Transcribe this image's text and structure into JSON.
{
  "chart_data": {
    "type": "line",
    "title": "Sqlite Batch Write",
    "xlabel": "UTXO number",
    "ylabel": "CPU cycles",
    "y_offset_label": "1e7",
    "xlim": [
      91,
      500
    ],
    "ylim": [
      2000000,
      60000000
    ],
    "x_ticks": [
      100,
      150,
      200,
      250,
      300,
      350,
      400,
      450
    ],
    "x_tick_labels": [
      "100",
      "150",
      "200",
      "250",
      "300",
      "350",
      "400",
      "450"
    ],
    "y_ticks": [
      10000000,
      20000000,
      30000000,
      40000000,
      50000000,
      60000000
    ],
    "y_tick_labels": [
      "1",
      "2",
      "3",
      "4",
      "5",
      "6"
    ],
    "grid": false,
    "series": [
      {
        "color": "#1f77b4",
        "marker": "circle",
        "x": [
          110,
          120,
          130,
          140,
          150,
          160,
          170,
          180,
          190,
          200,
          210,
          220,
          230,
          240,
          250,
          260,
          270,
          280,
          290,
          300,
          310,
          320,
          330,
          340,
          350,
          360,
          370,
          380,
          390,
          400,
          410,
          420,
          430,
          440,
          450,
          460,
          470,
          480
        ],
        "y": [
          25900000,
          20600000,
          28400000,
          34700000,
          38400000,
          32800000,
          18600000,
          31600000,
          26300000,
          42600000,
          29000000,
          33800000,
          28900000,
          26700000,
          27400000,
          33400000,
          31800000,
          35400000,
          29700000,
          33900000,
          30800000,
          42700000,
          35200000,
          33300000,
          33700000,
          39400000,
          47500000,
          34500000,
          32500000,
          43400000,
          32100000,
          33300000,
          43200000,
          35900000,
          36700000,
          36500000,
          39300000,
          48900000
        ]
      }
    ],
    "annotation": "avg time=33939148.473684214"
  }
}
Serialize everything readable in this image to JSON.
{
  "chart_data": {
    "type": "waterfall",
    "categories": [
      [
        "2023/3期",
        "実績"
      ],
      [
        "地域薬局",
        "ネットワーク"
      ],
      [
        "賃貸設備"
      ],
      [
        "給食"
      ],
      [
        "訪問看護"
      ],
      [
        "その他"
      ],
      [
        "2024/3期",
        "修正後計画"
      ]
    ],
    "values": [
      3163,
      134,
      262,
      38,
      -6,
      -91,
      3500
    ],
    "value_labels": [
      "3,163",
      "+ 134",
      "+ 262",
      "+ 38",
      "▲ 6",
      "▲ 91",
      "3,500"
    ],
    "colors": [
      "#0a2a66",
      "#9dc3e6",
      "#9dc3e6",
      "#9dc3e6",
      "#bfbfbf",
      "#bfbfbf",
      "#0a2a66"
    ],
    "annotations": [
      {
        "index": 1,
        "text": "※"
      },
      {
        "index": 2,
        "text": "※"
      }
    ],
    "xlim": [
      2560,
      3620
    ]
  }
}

· · · · ·

> _Set problem_
Extract the full listing above without altering anything.

> _Exercise result_
Transcribe this image's text and structure into JSON.
{
  "chart_data": {
    "type": "line",
    "title": "Sqlite Batch Write",
    "xlabel": "UTXO number",
    "ylabel": "CPU cycles",
    "y_offset_label": "1e7",
    "xlim": [
      91,
      500
    ],
    "ylim": [
      2000000,
      60000000
    ],
    "x_ticks": [
      100,
      150,
      200,
      250,
      300,
      350,
      400,
      450
    ],
    "x_tick_labels": [
      "100",
      "150",
      "200",
      "250",
      "300",
      "350",
      "400",
      "450"
    ],
    "y_ticks": [
      10000000,
      20000000,
      30000000,
      40000000,
      50000000,
      60000000
    ],
    "y_tick_labels": [
      "1",
      "2",
      "3",
      "4",
      "5",
      "6"
    ],
    "grid": false,
    "series": [
      {
        "color": "#1f77b4",
        "marker": "circle",
        "x": [
          110,
          120,
          130,
          140,
          150,
          160,
          170,
          180,
          190,
          200,
          210,
          220,
          230,
          240,
          250,
          260,
          270,
          280,
          290,
          300,
          310,
          320,
          330,
          340,
          350,
          360,
          370,
          380,
          390,
          400,
          410,
          420,
          430,
          440,
          450,
          460,
          470,
          480
        ],
        "y": [
          25900000,
          20600000,
          28400000,
          34700000,
          38400000,
          32800000,
          18600000,
          31600000,
          26300000,
          42600000,
          29000000,
          33800000,
          28900000,
          26700000,
          27400000,
          33400000,
          31800000,
          35400000,
          29700000,
          33900000,
          30800000,
          42700000,
          35200000,
          33300000,
          33700000,
          39400000,
          47500000,
          34500000,
          32500000,
          43400000,
          32100000,
          33300000,
          43200000,
          35900000,
          36700000,
          36500000,
          39300000,
          48900000
        ]
      }
    ],
    "annotation": "avg time=33939148.473684214"
  }
}
Serialize everything readable in this image to JSON.
{
  "chart_data": {
    "type": "waterfall",
    "categories": [
      [
        "2023/3期",
        "実績"
      ],
      [
        "地域薬局",
        "ネットワーク"
      ],
      [
        "賃貸設備"
      ],
      [
        "給食"
      ],
      [
        "訪問看護"
      ],
      [
        "その他"
      ],
      [
        "2024/3期",
        "修正後計画"
      ]
    ],
    "values": [
      3163,
      134,
      262,
      38,
      -6,
      -91,
      3500
    ],
    "value_labels": [
      "3,163",
      "+ 134",
      "+ 262",
      "+ 38",
      "▲ 6",
      "▲ 91",
      "3,500"
    ],
    "colors": [
      "#0a2a66",
      "#9dc3e6",
      "#9dc3e6",
      "#9dc3e6",
      "#bfbfbf",
      "#bfbfbf",
      "#0a2a66"
    ],
    "annotations": [
      {
        "index": 1,
        "text": "※"
      },
      {
        "index": 2,
        "text": "※"
      }
    ],
    "xlim": [
      2560,
      3620
    ]
  }
}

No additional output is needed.